Estratto della pagina:

Torno a scrivere dopo questo periodo in cui ho conosciuto, per scelta stranamente, l’esperienza del ricovero in un reparto di psichiatria. Si è trattato di dodici giorni a diretto contatto con il mio appartenere alla categoria dei folli ed anche di diretto contatto con i casi quali i T.s.o., di cui mi ero interessato ma che in realtà non avevo visto così da vicino.
In quel periodo mi sono tornati in mente i racconti di Paolo, quelli legati al suo arresto ed al ricovero in stato di custodia cautelare, ed è stato “piacevole” trovarmi quasi con lui al fianco nell’affrontare questo periodo. Un T.s.o. ce l’avevo proprio in stanza, è arrivato di sera portato dalla polizia e gli infermieri dell’ambulanza, sembrava tranquillo, fino a quando gli hanno offerto la terapia.

Cosa fare 1:
Rispondi a queste domande sul brano:
(a) Quanti giorni è durato il ricovero nel reparto di psichiatria?
(b) Di chi sono i racconti tornati in mente in quel periodo?
(c) Chi ha portato il T.s.o. arrivato in stanza?
Cosa fare 2: Copia dal brano il tratto che va da "In quel periodo" fino a "offerto la terapia." compreso.
Questi dati non hanno niente a che fare con il brano.

Dati di origine:
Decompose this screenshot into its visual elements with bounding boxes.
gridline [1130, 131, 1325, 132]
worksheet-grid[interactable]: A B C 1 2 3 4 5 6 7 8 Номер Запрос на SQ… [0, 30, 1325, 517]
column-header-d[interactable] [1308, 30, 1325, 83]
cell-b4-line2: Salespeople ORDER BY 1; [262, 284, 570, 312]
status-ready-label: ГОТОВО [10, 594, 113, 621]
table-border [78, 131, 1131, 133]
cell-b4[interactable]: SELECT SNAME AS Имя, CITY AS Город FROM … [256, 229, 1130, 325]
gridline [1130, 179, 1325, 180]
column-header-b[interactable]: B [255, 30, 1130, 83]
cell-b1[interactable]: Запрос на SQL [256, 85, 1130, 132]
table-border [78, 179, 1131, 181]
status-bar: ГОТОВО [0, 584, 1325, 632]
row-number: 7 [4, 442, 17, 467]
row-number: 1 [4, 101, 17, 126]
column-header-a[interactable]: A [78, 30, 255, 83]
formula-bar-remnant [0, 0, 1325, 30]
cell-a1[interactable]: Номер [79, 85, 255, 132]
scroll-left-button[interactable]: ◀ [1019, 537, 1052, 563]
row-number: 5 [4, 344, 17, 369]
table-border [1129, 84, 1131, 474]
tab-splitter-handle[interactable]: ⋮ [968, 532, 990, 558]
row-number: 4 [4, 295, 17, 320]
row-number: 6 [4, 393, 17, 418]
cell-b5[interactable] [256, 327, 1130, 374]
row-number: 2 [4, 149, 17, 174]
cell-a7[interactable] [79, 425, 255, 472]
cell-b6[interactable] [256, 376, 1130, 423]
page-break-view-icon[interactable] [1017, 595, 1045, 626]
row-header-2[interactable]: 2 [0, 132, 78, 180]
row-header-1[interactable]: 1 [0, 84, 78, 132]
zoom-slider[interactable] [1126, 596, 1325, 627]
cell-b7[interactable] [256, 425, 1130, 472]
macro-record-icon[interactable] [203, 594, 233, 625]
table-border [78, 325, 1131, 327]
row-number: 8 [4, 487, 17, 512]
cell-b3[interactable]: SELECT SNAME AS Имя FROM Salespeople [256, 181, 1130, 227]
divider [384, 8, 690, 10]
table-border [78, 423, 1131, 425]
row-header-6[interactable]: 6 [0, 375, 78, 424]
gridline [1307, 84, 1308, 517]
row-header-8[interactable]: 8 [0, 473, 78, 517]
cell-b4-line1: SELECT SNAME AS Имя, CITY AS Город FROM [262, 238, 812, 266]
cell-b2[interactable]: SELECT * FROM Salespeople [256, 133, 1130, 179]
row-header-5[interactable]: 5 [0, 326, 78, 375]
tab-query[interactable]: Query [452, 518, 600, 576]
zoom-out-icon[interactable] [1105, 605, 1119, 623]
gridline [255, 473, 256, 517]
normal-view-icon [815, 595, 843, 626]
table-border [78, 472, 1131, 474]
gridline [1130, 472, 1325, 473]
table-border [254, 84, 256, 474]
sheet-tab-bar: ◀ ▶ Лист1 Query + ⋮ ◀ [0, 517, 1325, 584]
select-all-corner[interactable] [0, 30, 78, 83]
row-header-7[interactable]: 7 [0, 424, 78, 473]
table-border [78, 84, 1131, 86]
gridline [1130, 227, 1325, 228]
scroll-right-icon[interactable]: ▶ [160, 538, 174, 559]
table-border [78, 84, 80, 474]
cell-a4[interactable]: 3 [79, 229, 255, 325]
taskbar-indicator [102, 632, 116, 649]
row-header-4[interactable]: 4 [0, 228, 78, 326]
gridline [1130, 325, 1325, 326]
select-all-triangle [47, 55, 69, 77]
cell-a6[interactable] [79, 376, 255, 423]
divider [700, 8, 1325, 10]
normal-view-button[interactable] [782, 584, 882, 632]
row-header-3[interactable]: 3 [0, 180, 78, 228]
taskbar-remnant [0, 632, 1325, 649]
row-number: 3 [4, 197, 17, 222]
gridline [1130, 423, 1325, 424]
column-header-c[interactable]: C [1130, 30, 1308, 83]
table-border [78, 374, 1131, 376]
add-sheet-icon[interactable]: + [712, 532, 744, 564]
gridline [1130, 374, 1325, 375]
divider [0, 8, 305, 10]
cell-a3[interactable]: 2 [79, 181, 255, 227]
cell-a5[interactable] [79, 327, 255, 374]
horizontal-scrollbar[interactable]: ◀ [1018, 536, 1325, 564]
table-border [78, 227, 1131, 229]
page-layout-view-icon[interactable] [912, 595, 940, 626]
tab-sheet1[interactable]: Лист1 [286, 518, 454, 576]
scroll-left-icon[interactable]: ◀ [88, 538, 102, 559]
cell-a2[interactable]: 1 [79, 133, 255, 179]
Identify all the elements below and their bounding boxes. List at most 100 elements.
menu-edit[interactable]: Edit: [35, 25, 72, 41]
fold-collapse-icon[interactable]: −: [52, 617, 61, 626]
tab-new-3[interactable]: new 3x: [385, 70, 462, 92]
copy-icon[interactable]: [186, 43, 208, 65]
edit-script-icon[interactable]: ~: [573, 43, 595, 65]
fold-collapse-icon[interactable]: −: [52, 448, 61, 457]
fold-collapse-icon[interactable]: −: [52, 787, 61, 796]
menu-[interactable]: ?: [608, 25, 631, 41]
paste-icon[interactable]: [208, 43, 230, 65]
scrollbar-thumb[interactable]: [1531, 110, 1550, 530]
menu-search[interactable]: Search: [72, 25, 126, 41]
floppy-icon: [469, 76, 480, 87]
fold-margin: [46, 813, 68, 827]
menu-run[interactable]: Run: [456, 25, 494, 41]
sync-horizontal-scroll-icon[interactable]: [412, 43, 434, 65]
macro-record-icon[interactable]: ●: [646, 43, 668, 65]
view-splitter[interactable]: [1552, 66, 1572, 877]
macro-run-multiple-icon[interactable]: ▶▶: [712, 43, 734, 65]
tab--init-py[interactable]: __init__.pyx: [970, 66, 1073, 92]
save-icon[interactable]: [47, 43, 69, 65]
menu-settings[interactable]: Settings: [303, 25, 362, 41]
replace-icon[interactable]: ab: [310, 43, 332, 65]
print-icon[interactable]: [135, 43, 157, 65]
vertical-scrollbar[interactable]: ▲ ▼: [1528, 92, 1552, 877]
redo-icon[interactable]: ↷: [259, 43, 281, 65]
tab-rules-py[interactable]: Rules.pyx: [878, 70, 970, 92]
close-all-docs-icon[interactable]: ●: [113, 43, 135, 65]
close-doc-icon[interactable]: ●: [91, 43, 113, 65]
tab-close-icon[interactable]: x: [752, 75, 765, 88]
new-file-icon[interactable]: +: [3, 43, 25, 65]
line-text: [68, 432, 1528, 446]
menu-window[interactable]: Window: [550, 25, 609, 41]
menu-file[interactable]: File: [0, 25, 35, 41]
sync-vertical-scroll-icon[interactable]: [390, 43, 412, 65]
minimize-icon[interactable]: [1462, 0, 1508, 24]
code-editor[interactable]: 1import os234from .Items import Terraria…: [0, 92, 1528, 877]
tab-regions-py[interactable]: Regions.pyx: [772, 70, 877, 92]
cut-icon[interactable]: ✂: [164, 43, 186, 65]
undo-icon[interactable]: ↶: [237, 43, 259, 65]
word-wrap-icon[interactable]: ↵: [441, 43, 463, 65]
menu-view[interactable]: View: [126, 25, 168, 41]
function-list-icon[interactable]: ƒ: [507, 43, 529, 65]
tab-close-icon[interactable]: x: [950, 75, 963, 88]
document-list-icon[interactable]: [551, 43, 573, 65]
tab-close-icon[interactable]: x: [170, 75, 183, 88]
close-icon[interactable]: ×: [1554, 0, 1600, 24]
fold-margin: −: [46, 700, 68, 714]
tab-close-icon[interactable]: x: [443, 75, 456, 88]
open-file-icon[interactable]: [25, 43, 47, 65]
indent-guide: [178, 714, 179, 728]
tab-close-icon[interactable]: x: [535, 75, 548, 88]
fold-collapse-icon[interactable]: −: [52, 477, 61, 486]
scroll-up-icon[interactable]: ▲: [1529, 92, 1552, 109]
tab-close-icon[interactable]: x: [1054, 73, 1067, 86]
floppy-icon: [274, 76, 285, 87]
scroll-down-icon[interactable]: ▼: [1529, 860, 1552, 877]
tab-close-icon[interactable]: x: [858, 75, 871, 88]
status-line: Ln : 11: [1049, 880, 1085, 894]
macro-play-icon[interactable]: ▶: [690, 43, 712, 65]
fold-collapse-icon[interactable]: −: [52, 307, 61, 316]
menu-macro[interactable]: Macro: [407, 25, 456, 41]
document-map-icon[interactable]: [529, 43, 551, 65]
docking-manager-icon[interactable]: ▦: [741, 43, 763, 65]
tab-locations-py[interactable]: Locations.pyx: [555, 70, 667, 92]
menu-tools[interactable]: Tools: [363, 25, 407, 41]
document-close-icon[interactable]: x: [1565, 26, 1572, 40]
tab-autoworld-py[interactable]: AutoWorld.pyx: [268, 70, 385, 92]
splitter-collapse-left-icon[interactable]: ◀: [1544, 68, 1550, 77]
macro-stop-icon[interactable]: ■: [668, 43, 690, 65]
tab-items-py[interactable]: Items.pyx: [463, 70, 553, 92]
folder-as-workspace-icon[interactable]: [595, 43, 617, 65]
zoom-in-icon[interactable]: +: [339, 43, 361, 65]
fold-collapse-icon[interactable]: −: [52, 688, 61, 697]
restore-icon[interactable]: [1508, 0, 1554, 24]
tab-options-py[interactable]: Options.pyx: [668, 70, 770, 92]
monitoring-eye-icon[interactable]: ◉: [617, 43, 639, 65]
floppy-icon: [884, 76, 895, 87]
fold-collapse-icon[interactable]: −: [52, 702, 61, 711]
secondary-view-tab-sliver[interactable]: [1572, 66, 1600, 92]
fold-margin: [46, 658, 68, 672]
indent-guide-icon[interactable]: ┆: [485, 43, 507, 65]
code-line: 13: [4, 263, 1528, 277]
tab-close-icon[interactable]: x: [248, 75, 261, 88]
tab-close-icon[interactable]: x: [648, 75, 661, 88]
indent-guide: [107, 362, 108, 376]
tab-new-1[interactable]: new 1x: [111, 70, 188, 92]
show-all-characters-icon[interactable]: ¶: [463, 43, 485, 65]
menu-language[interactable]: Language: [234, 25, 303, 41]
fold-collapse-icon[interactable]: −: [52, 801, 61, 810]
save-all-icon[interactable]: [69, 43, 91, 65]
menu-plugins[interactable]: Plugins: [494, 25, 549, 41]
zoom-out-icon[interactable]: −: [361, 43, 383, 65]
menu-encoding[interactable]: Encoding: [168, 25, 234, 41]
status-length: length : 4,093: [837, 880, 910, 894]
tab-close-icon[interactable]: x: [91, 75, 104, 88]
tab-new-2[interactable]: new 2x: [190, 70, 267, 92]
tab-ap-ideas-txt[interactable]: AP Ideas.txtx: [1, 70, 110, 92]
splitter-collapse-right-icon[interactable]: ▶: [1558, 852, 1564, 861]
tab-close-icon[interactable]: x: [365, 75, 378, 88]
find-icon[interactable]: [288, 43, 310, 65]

Risposta 1:
(a) Dodici giorni.
(b) Di Paolo.
(c) La polizia e gli infermieri dell'ambulanza.

Risposta 2:
In quel periodo mi sono tornati in mente i racconti di Paolo, quelli legati al suo arresto ed al ricovero in stato di custodia cautelare, ed è stato “piacevole” trovarmi quasi con lui al fianco nell’affrontare questo periodo. Un T.s.o. ce l’avevo proprio in stanza, è arrivato di sera portato dalla polizia e gli infermieri dell’ambulanza, sembrava tranquillo, fino a quando gli hanno offerto la terapia.